== Aim ==
Return the material word for word. Do not include pictures.

┄┄┄┄┄┄┄┄┄┄┄┄┄┄┄┄┄┄┄┄

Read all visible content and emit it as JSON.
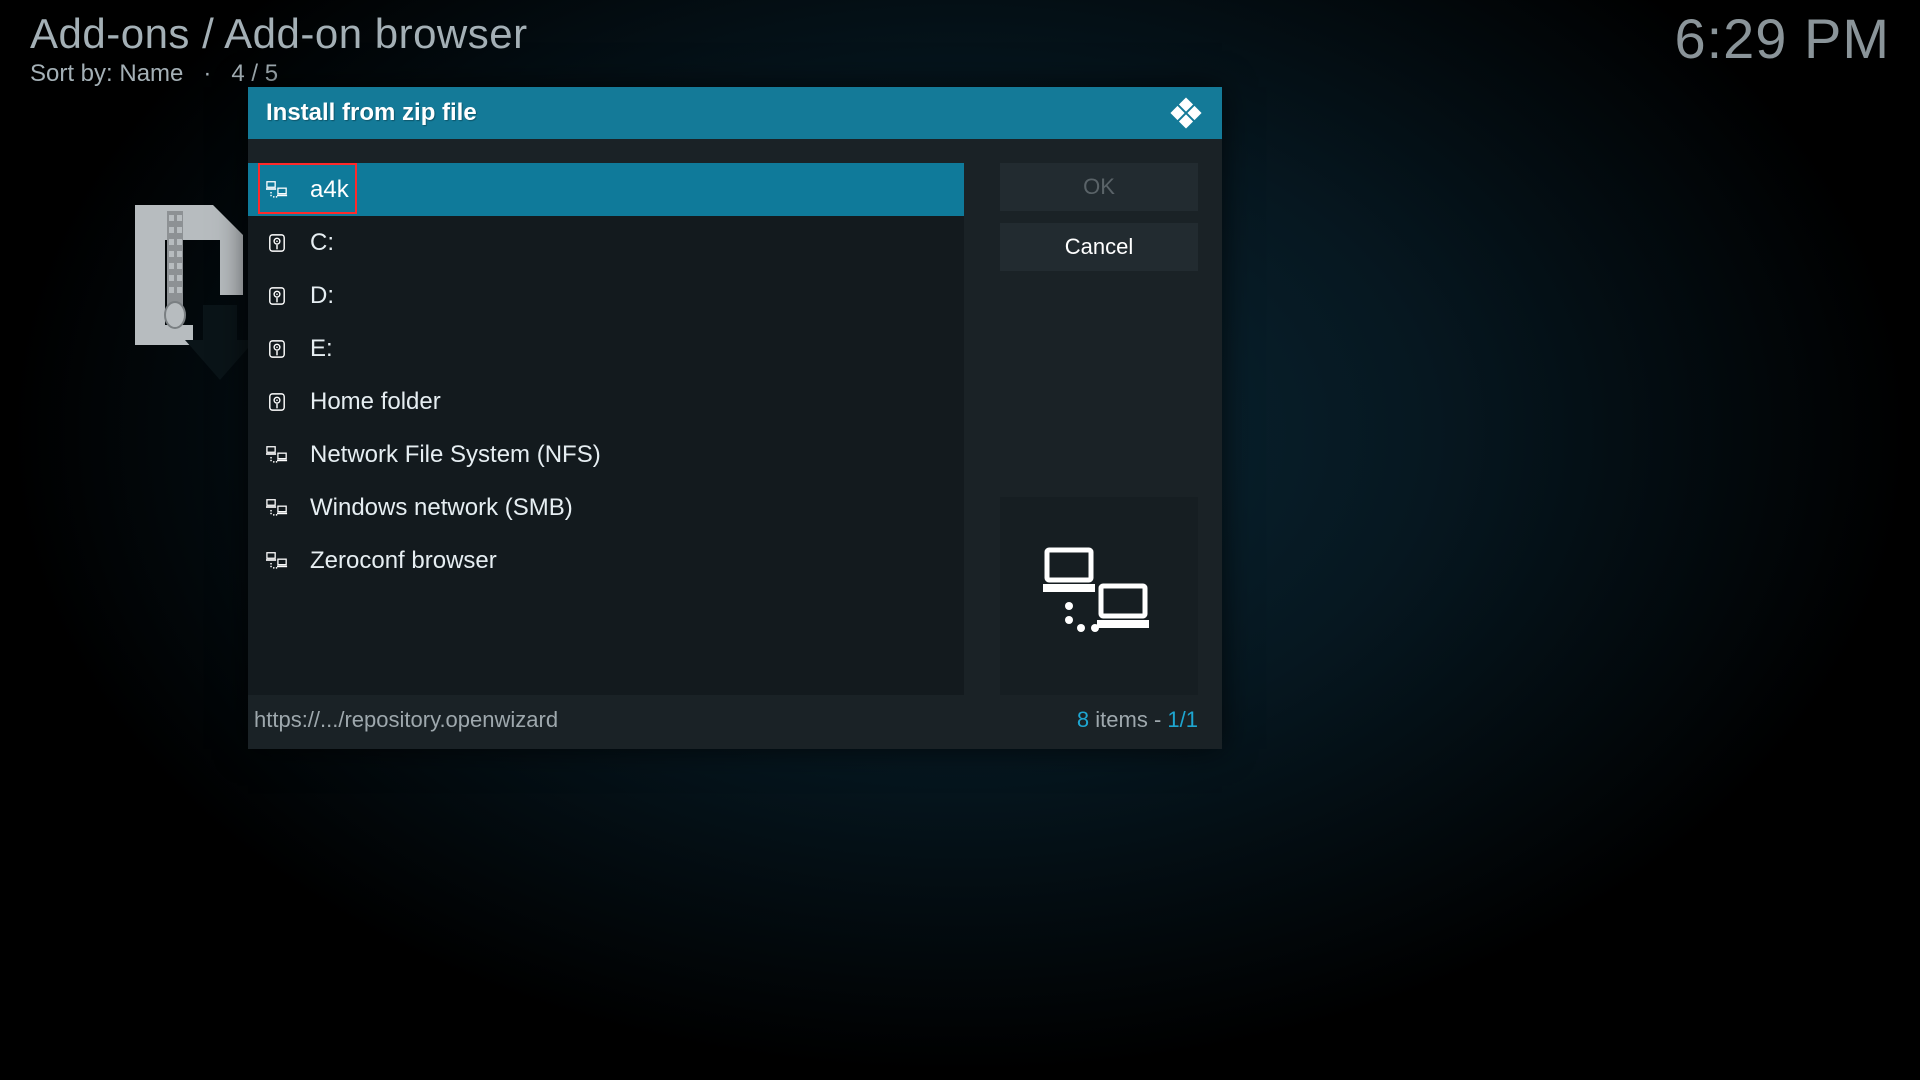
{
  "header": {
    "breadcrumb": "Add-ons / Add-on browser",
    "sort_label": "Sort by: Name",
    "position": "4 / 5",
    "clock": "6:29 PM"
  },
  "dialog": {
    "title": "Install from zip file",
    "ok_label": "OK",
    "cancel_label": "Cancel",
    "items": [
      {
        "label": "a4k",
        "icon": "network",
        "selected": true
      },
      {
        "label": "C:",
        "icon": "drive",
        "selected": false
      },
      {
        "label": "D:",
        "icon": "drive",
        "selected": false
      },
      {
        "label": "E:",
        "icon": "drive",
        "selected": false
      },
      {
        "label": "Home folder",
        "icon": "drive",
        "selected": false
      },
      {
        "label": "Network File System (NFS)",
        "icon": "network",
        "selected": false
      },
      {
        "label": "Windows network (SMB)",
        "icon": "network",
        "selected": false
      },
      {
        "label": "Zeroconf browser",
        "icon": "network",
        "selected": false
      }
    ],
    "footer_path": "https://.../repository.openwizard",
    "footer_count": "8",
    "footer_items_word": " items - ",
    "footer_page": "1/1"
  }
}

┄┄┄┄┄┄┄┄┄┄┄┄┄┄┄┄┄┄┄┄

== The reply ==
Read all visible content and emit it as JSON.
{
  "header": {
    "breadcrumb": "Add-ons / Add-on browser",
    "sort_label": "Sort by: Name",
    "position": "4 / 5",
    "clock": "6:29 PM"
  },
  "dialog": {
    "title": "Install from zip file",
    "ok_label": "OK",
    "cancel_label": "Cancel",
    "items": [
      {
        "label": "a4k",
        "icon": "network",
        "selected": true
      },
      {
        "label": "C:",
        "icon": "drive",
        "selected": false
      },
      {
        "label": "D:",
        "icon": "drive",
        "selected": false
      },
      {
        "label": "E:",
        "icon": "drive",
        "selected": false
      },
      {
        "label": "Home folder",
        "icon": "drive",
        "selected": false
      },
      {
        "label": "Network File System (NFS)",
        "icon": "network",
        "selected": false
      },
      {
        "label": "Windows network (SMB)",
        "icon": "network",
        "selected": false
      },
      {
        "label": "Zeroconf browser",
        "icon": "network",
        "selected": false
      }
    ],
    "footer_path": "https://.../repository.openwizard",
    "footer_count": "8",
    "footer_items_word": " items - ",
    "footer_page": "1/1"
  }
}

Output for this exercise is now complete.